[Begin Supplied entries]

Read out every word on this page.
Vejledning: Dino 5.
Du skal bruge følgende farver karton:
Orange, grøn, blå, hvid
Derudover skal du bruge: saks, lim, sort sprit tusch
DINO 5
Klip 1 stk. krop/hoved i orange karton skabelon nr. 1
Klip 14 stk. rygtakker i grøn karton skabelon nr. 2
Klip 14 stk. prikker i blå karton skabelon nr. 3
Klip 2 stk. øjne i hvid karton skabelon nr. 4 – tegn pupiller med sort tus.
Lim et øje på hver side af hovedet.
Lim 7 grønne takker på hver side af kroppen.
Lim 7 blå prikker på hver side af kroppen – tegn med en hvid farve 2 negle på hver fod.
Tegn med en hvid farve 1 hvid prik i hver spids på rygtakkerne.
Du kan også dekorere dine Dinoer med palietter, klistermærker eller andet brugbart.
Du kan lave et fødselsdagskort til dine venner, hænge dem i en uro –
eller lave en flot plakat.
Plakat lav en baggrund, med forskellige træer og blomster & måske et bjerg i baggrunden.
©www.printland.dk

[End Supplied entries]

**Exercise brief**. Each record above should be output again exactly.

**Output of the task**.
Read out every word on this page.
Vejledning: Dino 5.
Du skal bruge følgende farver karton:
Orange, grøn, blå, hvid
Derudover skal du bruge: saks, lim, sort sprit tusch
DINO 5
Klip 1 stk. krop/hoved i orange karton skabelon nr. 1
Klip 14 stk. rygtakker i grøn karton skabelon nr. 2
Klip 14 stk. prikker i blå karton skabelon nr. 3
Klip 2 stk. øjne i hvid karton skabelon nr. 4 – tegn pupiller med sort tus.
Lim et øje på hver side af hovedet.
Lim 7 grønne takker på hver side af kroppen.
Lim 7 blå prikker på hver side af kroppen – tegn med en hvid farve 2 negle på hver fod.
Tegn med en hvid farve 1 hvid prik i hver spids på rygtakkerne.
Du kan også dekorere dine Dinoer med palietter, klistermærker eller andet brugbart.
Du kan lave et fødselsdagskort til dine venner, hænge dem i en uro –
eller lave en flot plakat.
Plakat lav en baggrund, med forskellige træer og blomster & måske et bjerg i baggrunden.
©www.printland.dk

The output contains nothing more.